**DIRECTIONS**
Return the records, each one exactly as written.

[Items from a dataset]
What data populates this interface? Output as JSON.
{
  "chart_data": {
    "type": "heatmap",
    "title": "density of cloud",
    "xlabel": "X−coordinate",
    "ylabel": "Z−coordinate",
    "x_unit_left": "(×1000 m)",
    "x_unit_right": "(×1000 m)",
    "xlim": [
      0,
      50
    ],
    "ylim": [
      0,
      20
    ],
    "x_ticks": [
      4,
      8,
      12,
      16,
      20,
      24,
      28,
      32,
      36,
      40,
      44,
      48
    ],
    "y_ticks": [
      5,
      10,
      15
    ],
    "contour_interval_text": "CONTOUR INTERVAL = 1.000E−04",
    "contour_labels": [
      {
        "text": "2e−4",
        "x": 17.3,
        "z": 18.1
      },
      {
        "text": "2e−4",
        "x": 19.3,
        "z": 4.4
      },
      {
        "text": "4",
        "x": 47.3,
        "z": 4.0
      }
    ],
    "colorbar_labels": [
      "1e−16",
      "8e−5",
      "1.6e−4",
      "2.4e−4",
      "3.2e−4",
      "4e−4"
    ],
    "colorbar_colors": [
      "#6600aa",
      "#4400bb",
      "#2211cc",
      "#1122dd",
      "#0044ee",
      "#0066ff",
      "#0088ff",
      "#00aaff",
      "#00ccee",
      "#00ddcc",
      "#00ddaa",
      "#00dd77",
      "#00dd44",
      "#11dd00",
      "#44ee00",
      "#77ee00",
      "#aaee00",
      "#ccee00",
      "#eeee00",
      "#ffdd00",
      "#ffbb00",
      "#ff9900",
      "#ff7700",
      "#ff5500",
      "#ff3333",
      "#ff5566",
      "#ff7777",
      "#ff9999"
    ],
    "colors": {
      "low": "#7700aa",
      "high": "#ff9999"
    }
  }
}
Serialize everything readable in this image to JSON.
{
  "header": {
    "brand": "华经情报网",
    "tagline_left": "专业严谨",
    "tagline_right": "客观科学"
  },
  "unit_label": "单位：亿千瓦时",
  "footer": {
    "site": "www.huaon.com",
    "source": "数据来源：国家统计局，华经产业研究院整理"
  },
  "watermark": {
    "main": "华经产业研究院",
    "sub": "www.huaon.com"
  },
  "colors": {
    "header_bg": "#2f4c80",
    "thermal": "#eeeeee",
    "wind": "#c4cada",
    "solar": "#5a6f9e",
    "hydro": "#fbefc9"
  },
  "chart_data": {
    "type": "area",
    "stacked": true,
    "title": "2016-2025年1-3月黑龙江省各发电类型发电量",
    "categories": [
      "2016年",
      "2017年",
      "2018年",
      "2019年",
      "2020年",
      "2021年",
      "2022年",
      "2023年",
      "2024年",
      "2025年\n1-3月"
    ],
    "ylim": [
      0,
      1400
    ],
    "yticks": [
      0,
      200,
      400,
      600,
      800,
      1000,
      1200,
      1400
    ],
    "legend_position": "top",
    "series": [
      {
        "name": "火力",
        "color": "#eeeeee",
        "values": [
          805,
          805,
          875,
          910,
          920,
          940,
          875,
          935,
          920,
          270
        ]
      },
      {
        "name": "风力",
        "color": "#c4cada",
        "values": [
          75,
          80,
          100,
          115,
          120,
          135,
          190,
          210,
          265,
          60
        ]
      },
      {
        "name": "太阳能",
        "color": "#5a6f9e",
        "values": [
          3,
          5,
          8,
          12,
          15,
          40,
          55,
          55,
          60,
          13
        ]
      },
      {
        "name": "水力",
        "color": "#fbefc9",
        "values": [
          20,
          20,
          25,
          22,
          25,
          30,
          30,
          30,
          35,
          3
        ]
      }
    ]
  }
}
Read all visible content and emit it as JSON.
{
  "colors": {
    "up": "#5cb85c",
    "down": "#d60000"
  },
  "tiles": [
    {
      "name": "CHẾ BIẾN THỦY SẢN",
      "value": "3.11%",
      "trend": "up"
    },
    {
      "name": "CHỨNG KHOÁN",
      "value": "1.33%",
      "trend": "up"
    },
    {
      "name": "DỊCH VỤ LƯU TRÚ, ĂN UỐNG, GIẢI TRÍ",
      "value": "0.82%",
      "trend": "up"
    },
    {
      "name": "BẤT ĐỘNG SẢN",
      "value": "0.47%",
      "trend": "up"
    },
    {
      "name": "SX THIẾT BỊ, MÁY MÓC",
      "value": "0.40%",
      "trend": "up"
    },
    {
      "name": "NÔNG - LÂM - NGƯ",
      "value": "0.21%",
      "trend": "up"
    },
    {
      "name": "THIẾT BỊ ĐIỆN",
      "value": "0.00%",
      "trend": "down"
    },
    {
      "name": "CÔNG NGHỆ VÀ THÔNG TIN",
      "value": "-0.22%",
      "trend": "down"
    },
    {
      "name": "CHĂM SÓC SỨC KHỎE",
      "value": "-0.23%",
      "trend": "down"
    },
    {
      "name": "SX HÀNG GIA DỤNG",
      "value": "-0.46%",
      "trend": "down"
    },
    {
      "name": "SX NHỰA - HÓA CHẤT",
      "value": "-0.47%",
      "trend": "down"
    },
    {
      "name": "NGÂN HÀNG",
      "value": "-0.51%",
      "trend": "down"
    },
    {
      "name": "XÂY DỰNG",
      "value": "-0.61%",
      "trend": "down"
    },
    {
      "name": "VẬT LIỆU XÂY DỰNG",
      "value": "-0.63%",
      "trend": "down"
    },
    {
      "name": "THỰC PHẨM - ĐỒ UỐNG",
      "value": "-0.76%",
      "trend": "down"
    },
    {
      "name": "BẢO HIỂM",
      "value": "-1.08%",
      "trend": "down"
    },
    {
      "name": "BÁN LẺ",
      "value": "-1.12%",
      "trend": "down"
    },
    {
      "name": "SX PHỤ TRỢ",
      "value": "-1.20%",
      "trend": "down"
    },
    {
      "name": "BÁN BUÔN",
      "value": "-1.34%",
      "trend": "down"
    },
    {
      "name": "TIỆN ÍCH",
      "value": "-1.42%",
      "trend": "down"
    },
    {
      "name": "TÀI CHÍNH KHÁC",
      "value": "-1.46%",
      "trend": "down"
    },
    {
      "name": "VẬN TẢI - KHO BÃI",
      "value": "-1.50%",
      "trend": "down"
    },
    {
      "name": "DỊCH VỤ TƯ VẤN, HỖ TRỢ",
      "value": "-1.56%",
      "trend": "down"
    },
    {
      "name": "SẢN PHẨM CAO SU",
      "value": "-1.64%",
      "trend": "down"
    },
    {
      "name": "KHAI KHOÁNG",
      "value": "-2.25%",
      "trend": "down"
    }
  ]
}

**ANSWER TO THIS EXERCISE**
What data populates this interface? Output as JSON.
{
  "chart_data": {
    "type": "heatmap",
    "title": "density of cloud",
    "xlabel": "X−coordinate",
    "ylabel": "Z−coordinate",
    "x_unit_left": "(×1000 m)",
    "x_unit_right": "(×1000 m)",
    "xlim": [
      0,
      50
    ],
    "ylim": [
      0,
      20
    ],
    "x_ticks": [
      4,
      8,
      12,
      16,
      20,
      24,
      28,
      32,
      36,
      40,
      44,
      48
    ],
    "y_ticks": [
      5,
      10,
      15
    ],
    "contour_interval_text": "CONTOUR INTERVAL = 1.000E−04",
    "contour_labels": [
      {
        "text": "2e−4",
        "x": 17.3,
        "z": 18.1
      },
      {
        "text": "2e−4",
        "x": 19.3,
        "z": 4.4
      },
      {
        "text": "4",
        "x": 47.3,
        "z": 4.0
      }
    ],
    "colorbar_labels": [
      "1e−16",
      "8e−5",
      "1.6e−4",
      "2.4e−4",
      "3.2e−4",
      "4e−4"
    ],
    "colorbar_colors": [
      "#6600aa",
      "#4400bb",
      "#2211cc",
      "#1122dd",
      "#0044ee",
      "#0066ff",
      "#0088ff",
      "#00aaff",
      "#00ccee",
      "#00ddcc",
      "#00ddaa",
      "#00dd77",
      "#00dd44",
      "#11dd00",
      "#44ee00",
      "#77ee00",
      "#aaee00",
      "#ccee00",
      "#eeee00",
      "#ffdd00",
      "#ffbb00",
      "#ff9900",
      "#ff7700",
      "#ff5500",
      "#ff3333",
      "#ff5566",
      "#ff7777",
      "#ff9999"
    ],
    "colors": {
      "low": "#7700aa",
      "high": "#ff9999"
    }
  }
}
Serialize everything readable in this image to JSON.
{
  "header": {
    "brand": "华经情报网",
    "tagline_left": "专业严谨",
    "tagline_right": "客观科学"
  },
  "unit_label": "单位：亿千瓦时",
  "footer": {
    "site": "www.huaon.com",
    "source": "数据来源：国家统计局，华经产业研究院整理"
  },
  "watermark": {
    "main": "华经产业研究院",
    "sub": "www.huaon.com"
  },
  "colors": {
    "header_bg": "#2f4c80",
    "thermal": "#eeeeee",
    "wind": "#c4cada",
    "solar": "#5a6f9e",
    "hydro": "#fbefc9"
  },
  "chart_data": {
    "type": "area",
    "stacked": true,
    "title": "2016-2025年1-3月黑龙江省各发电类型发电量",
    "categories": [
      "2016年",
      "2017年",
      "2018年",
      "2019年",
      "2020年",
      "2021年",
      "2022年",
      "2023年",
      "2024年",
      "2025年\n1-3月"
    ],
    "ylim": [
      0,
      1400
    ],
    "yticks": [
      0,
      200,
      400,
      600,
      800,
      1000,
      1200,
      1400
    ],
    "legend_position": "top",
    "series": [
      {
        "name": "火力",
        "color": "#eeeeee",
        "values": [
          805,
          805,
          875,
          910,
          920,
          940,
          875,
          935,
          920,
          270
        ]
      },
      {
        "name": "风力",
        "color": "#c4cada",
        "values": [
          75,
          80,
          100,
          115,
          120,
          135,
          190,
          210,
          265,
          60
        ]
      },
      {
        "name": "太阳能",
        "color": "#5a6f9e",
        "values": [
          3,
          5,
          8,
          12,
          15,
          40,
          55,
          55,
          60,
          13
        ]
      },
      {
        "name": "水力",
        "color": "#fbefc9",
        "values": [
          20,
          20,
          25,
          22,
          25,
          30,
          30,
          30,
          35,
          3
        ]
      }
    ]
  }
}
Read all visible content and emit it as JSON.
{
  "colors": {
    "up": "#5cb85c",
    "down": "#d60000"
  },
  "tiles": [
    {
      "name": "CHẾ BIẾN THỦY SẢN",
      "value": "3.11%",
      "trend": "up"
    },
    {
      "name": "CHỨNG KHOÁN",
      "value": "1.33%",
      "trend": "up"
    },
    {
      "name": "DỊCH VỤ LƯU TRÚ, ĂN UỐNG, GIẢI TRÍ",
      "value": "0.82%",
      "trend": "up"
    },
    {
      "name": "BẤT ĐỘNG SẢN",
      "value": "0.47%",
      "trend": "up"
    },
    {
      "name": "SX THIẾT BỊ, MÁY MÓC",
      "value": "0.40%",
      "trend": "up"
    },
    {
      "name": "NÔNG - LÂM - NGƯ",
      "value": "0.21%",
      "trend": "up"
    },
    {
      "name": "THIẾT BỊ ĐIỆN",
      "value": "0.00%",
      "trend": "down"
    },
    {
      "name": "CÔNG NGHỆ VÀ THÔNG TIN",
      "value": "-0.22%",
      "trend": "down"
    },
    {
      "name": "CHĂM SÓC SỨC KHỎE",
      "value": "-0.23%",
      "trend": "down"
    },
    {
      "name": "SX HÀNG GIA DỤNG",
      "value": "-0.46%",
      "trend": "down"
    },
    {
      "name": "SX NHỰA - HÓA CHẤT",
      "value": "-0.47%",
      "trend": "down"
    },
    {
      "name": "NGÂN HÀNG",
      "value": "-0.51%",
      "trend": "down"
    },
    {
      "name": "XÂY DỰNG",
      "value": "-0.61%",
      "trend": "down"
    },
    {
      "name": "VẬT LIỆU XÂY DỰNG",
      "value": "-0.63%",
      "trend": "down"
    },
    {
      "name": "THỰC PHẨM - ĐỒ UỐNG",
      "value": "-0.76%",
      "trend": "down"
    },
    {
      "name": "BẢO HIỂM",
      "value": "-1.08%",
      "trend": "down"
    },
    {
      "name": "BÁN LẺ",
      "value": "-1.12%",
      "trend": "down"
    },
    {
      "name": "SX PHỤ TRỢ",
      "value": "-1.20%",
      "trend": "down"
    },
    {
      "name": "BÁN BUÔN",
      "value": "-1.34%",
      "trend": "down"
    },
    {
      "name": "TIỆN ÍCH",
      "value": "-1.42%",
      "trend": "down"
    },
    {
      "name": "TÀI CHÍNH KHÁC",
      "value": "-1.46%",
      "trend": "down"
    },
    {
      "name": "VẬN TẢI - KHO BÃI",
      "value": "-1.50%",
      "trend": "down"
    },
    {
      "name": "DỊCH VỤ TƯ VẤN, HỖ TRỢ",
      "value": "-1.56%",
      "trend": "down"
    },
    {
      "name": "SẢN PHẨM CAO SU",
      "value": "-1.64%",
      "trend": "down"
    },
    {
      "name": "KHAI KHOÁNG",
      "value": "-2.25%",
      "trend": "down"
    }
  ]
}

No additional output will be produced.